• [ÉNONCÉ 1]: D'après le passage fourni, quel film Cinemania a-t-il retenu pour sa soirée d'ouverture ?

• [PASSAGE FOURNI]:
--
Cinemania : Briser les solitudes
Du 3 au 13 novembre, le festival de films Cinemania propose une vingtaine de films en français pour tous les goûts… with English subtitles, of course! Entrevue avec Radu Mihaileanu, qui viendra présenter Va, vis et deviens lors de la soirée d’ouverture.
Festival des films en français avec sous-titre anglais, Cinemania s’amène pour une onzième année afin de faire découvrir à nos amis les anglos les beautés et subtilités de la langue de Molière, tout en nous permettant de découvrir des œuvres jamais vues en Amérique du Nord.
Pour lancer les festivités, Cinemania a choisi en guise de film d’ouverture le très beau Va, vis et deviens de Radu Mihaileanu (Train de vie), qui raconte l’exil des juifs d’Éthiopie, ayant trouvé refuge au Soudan, vers Israël, à travers le récit d’un chrétien de neuf ans poussé par sa mère à se déclarer juif afin de fuir la pauvreté. Arrivé à destination, il sera adopté par une famille de juifs sépharades de Tel-Aviv. Grâce à sa mère adoptive (éblouissante Yaël Abécassis), Schlomo réussira à s’adapter à sa nouvelle vie, sans pour autant vaincre sa peur d’être démasqué.
Rencontré au Festival de Toronto, le réalisateur s’est dit flatté d’ouvrir Cinemania: "Honnêtement, je ne connais pas très bien ce festival, mais c’est toujours un grand honneur de faire l’ouverture d’un festival. C’est d’autant plus un grand honneur d’ouvrir un festival de films de langue française que je suis un francophone d’élection d’origine roumaine, j’ai donc toujours rêvé d’être considéré comme un Français comme les autres, ce que souhaite tout immigré, sans pour autant renier mes origines – c’est là la problématique du film. Aussi, je vis une vieille histoire d’amour avec Montréal depuis mon premier film, Trahir, qui a gagné quatre prix au FFM; cela a été un miracle de commencer ainsi ma carrière et de rencontrer le public québécois."
--
• [DONNÉES DE L'EXERCICE]:
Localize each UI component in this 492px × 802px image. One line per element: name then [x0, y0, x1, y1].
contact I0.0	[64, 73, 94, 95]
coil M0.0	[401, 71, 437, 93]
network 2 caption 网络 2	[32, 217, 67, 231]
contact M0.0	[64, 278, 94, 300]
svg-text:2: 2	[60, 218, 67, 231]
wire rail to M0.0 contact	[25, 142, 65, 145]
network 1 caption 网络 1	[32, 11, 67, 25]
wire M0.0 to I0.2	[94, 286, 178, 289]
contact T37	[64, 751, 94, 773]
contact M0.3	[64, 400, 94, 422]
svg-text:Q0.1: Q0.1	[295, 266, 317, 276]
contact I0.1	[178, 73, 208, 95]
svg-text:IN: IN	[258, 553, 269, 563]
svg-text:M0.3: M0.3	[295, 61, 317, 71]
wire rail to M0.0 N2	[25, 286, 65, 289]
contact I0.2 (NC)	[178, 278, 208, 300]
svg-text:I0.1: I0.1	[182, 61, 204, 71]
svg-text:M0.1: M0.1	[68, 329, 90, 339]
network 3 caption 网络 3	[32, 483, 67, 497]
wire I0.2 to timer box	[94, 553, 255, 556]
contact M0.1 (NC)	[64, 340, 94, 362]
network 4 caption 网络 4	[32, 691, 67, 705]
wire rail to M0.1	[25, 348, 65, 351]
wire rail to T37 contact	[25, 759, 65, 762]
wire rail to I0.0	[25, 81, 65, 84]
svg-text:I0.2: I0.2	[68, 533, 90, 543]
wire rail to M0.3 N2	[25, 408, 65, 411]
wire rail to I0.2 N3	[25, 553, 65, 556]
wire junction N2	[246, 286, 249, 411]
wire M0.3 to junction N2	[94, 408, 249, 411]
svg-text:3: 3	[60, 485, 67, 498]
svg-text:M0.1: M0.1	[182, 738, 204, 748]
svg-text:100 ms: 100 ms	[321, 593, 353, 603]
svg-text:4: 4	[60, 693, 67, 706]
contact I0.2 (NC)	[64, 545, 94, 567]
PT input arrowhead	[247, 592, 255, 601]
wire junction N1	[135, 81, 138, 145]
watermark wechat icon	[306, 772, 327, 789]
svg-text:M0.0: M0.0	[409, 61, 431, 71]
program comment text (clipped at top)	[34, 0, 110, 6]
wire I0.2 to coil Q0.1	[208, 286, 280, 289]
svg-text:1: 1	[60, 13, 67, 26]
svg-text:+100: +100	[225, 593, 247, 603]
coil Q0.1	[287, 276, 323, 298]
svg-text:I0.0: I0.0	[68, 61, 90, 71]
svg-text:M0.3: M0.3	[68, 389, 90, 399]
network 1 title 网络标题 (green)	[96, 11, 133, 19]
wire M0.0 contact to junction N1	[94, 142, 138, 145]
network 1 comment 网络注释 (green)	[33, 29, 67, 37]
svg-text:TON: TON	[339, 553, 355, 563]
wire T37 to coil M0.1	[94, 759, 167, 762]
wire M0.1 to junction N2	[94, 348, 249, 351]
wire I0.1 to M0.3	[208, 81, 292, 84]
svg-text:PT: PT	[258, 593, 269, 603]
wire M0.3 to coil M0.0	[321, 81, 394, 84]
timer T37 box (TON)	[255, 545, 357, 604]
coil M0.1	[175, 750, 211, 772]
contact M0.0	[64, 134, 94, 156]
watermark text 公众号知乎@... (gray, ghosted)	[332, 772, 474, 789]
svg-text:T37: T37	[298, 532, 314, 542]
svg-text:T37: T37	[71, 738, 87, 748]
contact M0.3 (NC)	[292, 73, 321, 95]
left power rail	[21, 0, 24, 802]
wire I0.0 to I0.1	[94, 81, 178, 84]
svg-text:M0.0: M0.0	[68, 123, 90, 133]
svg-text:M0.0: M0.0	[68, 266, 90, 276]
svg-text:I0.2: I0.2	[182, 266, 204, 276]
--
• [ÉNONCÉ 2]: Réécrivez sous forme de tableau Markdown les lignes des enregistrements, depuis leur toute première ligne jusqu'à la ligne contenant « wire I0.2 to timer », incluse. Mettez deux colonnes, « Numéro » pour le rang et « Ligne » pour le texte, et omettez les lignes vides.

• [RÉPONSE RÉDIGÉE 1]: Va, vis et deviens, de Radu Mihaileanu.

• [RÉPONSE RÉDIGÉE 2]:
| Numéro | Ligne |
|---|---|
| 1 | Localize each UI component in this 492px × 802px image. One line per element: name then [x0, y0, x1, y1]. |
| 2 | contact I0.0	[64, 73, 94, 95] |
| 3 | coil M0.0	[401, 71, 437, 93] |
| 4 | network 2 caption 网络 2	[32, 217, 67, 231] |
| 5 | contact M0.0	[64, 278, 94, 300] |
| 6 | svg-text:2: 2	[60, 218, 67, 231] |
| 7 | wire rail to M0.0 contact	[25, 142, 65, 145] |
| 8 | network 1 caption 网络 1	[32, 11, 67, 25] |
| 9 | wire M0.0 to I0.2	[94, 286, 178, 289] |
| 10 | contact T37	[64, 751, 94, 773] |
| 11 | contact M0.3	[64, 400, 94, 422] |
| 12 | svg-text:Q0.1: Q0.1	[295, 266, 317, 276] |
| 13 | contact I0.1	[178, 73, 208, 95] |
| 14 | svg-text:IN: IN	[258, 553, 269, 563] |
| 15 | svg-text:M0.3: M0.3	[295, 61, 317, 71] |
| 16 | wire rail to M0.0 N2	[25, 286, 65, 289] |
| 17 | contact I0.2 (NC)	[178, 278, 208, 300] |
| 18 | svg-text:I0.1: I0.1	[182, 61, 204, 71] |
| 19 | svg-text:M0.1: M0.1	[68, 329, 90, 339] |
| 20 | network 3 caption 网络 3	[32, 483, 67, 497] |
| 21 | wire I0.2 to timer box	[94, 553, 255, 556] |